Work required ::
Where a line in the listing below contains the word "land", copy that line.

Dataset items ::
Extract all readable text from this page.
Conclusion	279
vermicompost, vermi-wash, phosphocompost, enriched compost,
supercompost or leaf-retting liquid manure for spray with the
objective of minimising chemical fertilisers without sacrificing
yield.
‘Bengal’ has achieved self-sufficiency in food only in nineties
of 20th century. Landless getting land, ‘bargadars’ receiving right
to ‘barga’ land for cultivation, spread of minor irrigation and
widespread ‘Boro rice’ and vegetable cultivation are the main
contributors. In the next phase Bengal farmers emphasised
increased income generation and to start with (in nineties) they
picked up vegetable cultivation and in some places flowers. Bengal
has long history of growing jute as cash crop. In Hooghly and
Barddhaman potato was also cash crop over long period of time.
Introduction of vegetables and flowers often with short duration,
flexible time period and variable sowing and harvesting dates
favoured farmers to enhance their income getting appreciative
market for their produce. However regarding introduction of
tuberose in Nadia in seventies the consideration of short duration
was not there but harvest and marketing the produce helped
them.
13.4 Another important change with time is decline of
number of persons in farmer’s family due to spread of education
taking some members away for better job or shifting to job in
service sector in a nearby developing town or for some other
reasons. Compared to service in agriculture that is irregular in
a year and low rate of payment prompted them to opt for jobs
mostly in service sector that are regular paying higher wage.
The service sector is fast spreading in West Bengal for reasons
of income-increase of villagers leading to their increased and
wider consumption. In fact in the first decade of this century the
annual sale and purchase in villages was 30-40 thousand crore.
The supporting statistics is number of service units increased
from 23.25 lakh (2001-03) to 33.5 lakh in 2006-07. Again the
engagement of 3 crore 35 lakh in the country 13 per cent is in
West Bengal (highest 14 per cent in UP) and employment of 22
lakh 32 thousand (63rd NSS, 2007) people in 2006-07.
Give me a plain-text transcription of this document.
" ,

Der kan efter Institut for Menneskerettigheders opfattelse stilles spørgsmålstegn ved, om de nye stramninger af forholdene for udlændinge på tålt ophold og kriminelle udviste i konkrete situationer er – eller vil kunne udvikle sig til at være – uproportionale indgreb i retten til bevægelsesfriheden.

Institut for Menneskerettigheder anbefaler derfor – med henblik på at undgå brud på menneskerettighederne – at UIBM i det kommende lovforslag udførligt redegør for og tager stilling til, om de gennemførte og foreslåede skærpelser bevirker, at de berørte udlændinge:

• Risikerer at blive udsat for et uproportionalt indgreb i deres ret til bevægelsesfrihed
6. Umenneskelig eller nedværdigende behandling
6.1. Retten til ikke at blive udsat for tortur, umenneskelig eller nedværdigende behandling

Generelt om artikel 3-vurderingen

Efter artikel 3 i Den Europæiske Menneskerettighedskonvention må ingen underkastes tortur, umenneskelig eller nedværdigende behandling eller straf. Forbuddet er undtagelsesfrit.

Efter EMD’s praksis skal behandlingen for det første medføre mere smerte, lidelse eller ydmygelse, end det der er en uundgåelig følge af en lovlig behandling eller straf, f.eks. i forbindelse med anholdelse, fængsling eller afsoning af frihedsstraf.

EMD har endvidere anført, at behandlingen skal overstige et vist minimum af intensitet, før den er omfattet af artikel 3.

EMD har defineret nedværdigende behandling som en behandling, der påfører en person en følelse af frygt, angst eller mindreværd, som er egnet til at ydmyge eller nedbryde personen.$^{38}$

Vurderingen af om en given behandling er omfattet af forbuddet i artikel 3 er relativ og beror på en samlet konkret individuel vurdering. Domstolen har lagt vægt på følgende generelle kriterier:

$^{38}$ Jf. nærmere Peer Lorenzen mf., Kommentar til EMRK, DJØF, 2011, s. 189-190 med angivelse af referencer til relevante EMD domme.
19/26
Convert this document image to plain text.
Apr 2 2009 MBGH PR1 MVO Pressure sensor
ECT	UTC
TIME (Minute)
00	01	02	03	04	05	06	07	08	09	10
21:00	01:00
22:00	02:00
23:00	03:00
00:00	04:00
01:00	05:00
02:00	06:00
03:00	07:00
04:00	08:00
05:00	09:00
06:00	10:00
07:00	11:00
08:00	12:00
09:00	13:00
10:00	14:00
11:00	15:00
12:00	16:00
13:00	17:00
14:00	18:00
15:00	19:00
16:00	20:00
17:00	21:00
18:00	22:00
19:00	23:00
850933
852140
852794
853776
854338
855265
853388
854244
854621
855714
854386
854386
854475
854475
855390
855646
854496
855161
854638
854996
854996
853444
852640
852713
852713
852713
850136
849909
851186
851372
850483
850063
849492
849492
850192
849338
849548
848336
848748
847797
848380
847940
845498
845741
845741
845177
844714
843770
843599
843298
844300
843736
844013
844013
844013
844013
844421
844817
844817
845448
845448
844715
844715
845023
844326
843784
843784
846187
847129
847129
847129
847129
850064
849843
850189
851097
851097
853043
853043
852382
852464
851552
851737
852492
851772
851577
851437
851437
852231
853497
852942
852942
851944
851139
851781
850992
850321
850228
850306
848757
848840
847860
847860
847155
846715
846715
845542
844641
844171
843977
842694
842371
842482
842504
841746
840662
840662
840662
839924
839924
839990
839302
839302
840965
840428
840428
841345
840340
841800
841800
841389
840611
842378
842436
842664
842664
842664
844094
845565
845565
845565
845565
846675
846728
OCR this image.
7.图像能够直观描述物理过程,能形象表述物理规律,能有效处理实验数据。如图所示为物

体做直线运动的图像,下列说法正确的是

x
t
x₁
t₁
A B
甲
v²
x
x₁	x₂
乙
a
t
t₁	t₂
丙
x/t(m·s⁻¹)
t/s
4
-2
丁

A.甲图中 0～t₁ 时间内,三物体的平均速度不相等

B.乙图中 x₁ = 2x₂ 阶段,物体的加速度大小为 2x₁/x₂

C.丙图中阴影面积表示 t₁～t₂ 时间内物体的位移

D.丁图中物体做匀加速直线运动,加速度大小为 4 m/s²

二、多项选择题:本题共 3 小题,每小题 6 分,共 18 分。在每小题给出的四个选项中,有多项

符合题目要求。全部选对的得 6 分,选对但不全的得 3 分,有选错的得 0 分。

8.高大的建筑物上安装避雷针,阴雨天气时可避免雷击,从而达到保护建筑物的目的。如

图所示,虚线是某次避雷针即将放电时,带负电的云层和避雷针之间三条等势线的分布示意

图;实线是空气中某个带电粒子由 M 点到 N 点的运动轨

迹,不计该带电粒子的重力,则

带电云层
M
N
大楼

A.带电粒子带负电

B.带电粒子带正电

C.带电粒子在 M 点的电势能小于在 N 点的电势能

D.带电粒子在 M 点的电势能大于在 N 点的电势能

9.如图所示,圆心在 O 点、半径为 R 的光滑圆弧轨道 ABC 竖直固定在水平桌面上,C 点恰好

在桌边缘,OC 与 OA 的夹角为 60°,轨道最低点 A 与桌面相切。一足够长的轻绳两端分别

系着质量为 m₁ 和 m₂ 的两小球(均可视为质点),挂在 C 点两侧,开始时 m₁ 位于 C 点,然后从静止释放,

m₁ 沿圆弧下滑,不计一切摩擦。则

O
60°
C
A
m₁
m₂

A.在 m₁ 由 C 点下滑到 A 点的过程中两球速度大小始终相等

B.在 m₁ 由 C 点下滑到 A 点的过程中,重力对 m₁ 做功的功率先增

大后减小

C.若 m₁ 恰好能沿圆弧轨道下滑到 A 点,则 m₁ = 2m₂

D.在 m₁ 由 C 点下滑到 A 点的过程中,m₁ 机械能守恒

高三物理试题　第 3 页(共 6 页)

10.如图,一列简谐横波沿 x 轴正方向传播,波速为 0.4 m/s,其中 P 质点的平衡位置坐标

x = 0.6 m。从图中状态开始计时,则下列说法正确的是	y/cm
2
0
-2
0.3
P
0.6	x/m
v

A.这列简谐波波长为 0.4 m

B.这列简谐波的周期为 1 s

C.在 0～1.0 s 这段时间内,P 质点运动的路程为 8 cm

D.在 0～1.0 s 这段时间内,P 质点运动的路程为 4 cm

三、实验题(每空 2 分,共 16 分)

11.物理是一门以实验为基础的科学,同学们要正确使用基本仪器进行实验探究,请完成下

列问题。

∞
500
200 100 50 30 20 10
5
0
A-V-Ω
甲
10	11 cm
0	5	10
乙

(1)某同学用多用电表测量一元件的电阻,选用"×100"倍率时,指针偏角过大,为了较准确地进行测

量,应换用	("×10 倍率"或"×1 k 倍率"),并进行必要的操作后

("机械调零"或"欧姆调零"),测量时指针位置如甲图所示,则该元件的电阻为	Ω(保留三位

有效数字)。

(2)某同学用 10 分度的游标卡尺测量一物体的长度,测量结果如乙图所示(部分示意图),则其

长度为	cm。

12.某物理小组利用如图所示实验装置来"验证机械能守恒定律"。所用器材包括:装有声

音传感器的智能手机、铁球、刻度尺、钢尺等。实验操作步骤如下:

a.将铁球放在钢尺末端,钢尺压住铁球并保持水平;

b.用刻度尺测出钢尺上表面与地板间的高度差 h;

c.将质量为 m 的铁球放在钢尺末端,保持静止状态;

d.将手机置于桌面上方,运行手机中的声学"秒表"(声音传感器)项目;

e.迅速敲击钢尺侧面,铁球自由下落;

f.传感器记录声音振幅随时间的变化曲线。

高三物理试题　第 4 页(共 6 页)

Complete answer ::
of 20th century. Landless getting land, ‘bargadars’ receiving right
to ‘barga’ land for cultivation, spread of minor irrigation and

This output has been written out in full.